▶ [Data for this exercise]:

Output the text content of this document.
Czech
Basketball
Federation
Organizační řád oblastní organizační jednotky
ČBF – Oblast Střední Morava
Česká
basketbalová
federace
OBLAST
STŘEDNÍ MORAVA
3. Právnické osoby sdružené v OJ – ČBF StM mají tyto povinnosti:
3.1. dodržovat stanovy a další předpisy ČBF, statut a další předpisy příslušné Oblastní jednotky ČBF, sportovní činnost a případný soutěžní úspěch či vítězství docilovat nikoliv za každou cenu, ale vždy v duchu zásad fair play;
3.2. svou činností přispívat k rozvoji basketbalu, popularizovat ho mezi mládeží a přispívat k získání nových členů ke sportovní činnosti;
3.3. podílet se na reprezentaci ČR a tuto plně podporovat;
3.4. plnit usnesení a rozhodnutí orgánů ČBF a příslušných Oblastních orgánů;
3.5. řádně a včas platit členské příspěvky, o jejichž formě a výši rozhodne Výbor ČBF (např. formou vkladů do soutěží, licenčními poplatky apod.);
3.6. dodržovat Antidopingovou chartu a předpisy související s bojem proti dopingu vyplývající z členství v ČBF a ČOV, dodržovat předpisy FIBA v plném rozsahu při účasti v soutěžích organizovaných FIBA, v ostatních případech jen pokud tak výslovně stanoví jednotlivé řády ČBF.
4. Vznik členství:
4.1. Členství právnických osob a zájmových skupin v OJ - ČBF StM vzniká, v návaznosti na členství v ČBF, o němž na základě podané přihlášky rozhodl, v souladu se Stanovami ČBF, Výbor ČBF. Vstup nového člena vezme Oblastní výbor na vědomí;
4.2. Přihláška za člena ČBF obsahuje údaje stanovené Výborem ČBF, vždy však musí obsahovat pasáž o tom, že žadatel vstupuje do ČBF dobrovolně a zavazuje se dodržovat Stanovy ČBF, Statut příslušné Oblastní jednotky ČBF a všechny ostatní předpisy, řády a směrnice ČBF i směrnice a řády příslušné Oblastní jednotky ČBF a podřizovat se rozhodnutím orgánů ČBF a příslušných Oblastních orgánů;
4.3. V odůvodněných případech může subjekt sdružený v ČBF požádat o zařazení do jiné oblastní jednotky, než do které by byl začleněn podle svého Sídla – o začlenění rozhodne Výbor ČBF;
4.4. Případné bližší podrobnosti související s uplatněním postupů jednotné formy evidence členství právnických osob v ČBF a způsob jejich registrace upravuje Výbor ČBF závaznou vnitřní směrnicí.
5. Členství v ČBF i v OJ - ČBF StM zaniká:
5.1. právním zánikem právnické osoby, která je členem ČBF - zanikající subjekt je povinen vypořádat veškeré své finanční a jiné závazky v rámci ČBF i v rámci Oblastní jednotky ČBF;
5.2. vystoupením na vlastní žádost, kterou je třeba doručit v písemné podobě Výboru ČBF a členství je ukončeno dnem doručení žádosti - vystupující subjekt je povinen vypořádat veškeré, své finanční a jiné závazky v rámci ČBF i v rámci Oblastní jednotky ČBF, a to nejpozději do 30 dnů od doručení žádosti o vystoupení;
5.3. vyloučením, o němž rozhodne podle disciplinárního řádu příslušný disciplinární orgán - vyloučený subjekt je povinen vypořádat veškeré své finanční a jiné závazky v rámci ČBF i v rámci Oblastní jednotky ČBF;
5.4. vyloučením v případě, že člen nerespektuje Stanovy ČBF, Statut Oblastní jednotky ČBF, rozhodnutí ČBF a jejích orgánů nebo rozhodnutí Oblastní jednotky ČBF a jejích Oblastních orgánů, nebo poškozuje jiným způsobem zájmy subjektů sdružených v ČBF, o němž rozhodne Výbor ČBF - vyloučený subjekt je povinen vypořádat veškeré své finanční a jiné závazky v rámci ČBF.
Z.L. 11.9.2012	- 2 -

▶ [Exercise]:
Write out the entries in full, exactly as given.

▶ [The output]:
Output the text content of this document.
Czech
Basketball
Federation
Organizační řád oblastní organizační jednotky
ČBF – Oblast Střední Morava
Česká
basketbalová
federace
OBLAST
STŘEDNÍ MORAVA
3. Právnické osoby sdružené v OJ – ČBF StM mají tyto povinnosti:
3.1. dodržovat stanovy a další předpisy ČBF, statut a další předpisy příslušné Oblastní jednotky ČBF, sportovní činnost a případný soutěžní úspěch či vítězství docilovat nikoliv za každou cenu, ale vždy v duchu zásad fair play;
3.2. svou činností přispívat k rozvoji basketbalu, popularizovat ho mezi mládeží a přispívat k získání nových členů ke sportovní činnosti;
3.3. podílet se na reprezentaci ČR a tuto plně podporovat;
3.4. plnit usnesení a rozhodnutí orgánů ČBF a příslušných Oblastních orgánů;
3.5. řádně a včas platit členské příspěvky, o jejichž formě a výši rozhodne Výbor ČBF (např. formou vkladů do soutěží, licenčními poplatky apod.);
3.6. dodržovat Antidopingovou chartu a předpisy související s bojem proti dopingu vyplývající z členství v ČBF a ČOV, dodržovat předpisy FIBA v plném rozsahu při účasti v soutěžích organizovaných FIBA, v ostatních případech jen pokud tak výslovně stanoví jednotlivé řády ČBF.
4. Vznik členství:
4.1. Členství právnických osob a zájmových skupin v OJ - ČBF StM vzniká, v návaznosti na členství v ČBF, o němž na základě podané přihlášky rozhodl, v souladu se Stanovami ČBF, Výbor ČBF. Vstup nového člena vezme Oblastní výbor na vědomí;
4.2. Přihláška za člena ČBF obsahuje údaje stanovené Výborem ČBF, vždy však musí obsahovat pasáž o tom, že žadatel vstupuje do ČBF dobrovolně a zavazuje se dodržovat Stanovy ČBF, Statut příslušné Oblastní jednotky ČBF a všechny ostatní předpisy, řády a směrnice ČBF i směrnice a řády příslušné Oblastní jednotky ČBF a podřizovat se rozhodnutím orgánů ČBF a příslušných Oblastních orgánů;
4.3. V odůvodněných případech může subjekt sdružený v ČBF požádat o zařazení do jiné oblastní jednotky, než do které by byl začleněn podle svého Sídla – o začlenění rozhodne Výbor ČBF;
4.4. Případné bližší podrobnosti související s uplatněním postupů jednotné formy evidence členství právnických osob v ČBF a způsob jejich registrace upravuje Výbor ČBF závaznou vnitřní směrnicí.
5. Členství v ČBF i v OJ - ČBF StM zaniká:
5.1. právním zánikem právnické osoby, která je členem ČBF - zanikající subjekt je povinen vypořádat veškeré své finanční a jiné závazky v rámci ČBF i v rámci Oblastní jednotky ČBF;
5.2. vystoupením na vlastní žádost, kterou je třeba doručit v písemné podobě Výboru ČBF a členství je ukončeno dnem doručení žádosti - vystupující subjekt je povinen vypořádat veškeré, své finanční a jiné závazky v rámci ČBF i v rámci Oblastní jednotky ČBF, a to nejpozději do 30 dnů od doručení žádosti o vystoupení;
5.3. vyloučením, o němž rozhodne podle disciplinárního řádu příslušný disciplinární orgán - vyloučený subjekt je povinen vypořádat veškeré své finanční a jiné závazky v rámci ČBF i v rámci Oblastní jednotky ČBF;
5.4. vyloučením v případě, že člen nerespektuje Stanovy ČBF, Statut Oblastní jednotky ČBF, rozhodnutí ČBF a jejích orgánů nebo rozhodnutí Oblastní jednotky ČBF a jejích Oblastních orgánů, nebo poškozuje jiným způsobem zájmy subjektů sdružených v ČBF, o němž rozhodne Výbor ČBF - vyloučený subjekt je povinen vypořádat veškeré své finanční a jiné závazky v rámci ČBF.
Z.L. 11.9.2012	- 2 -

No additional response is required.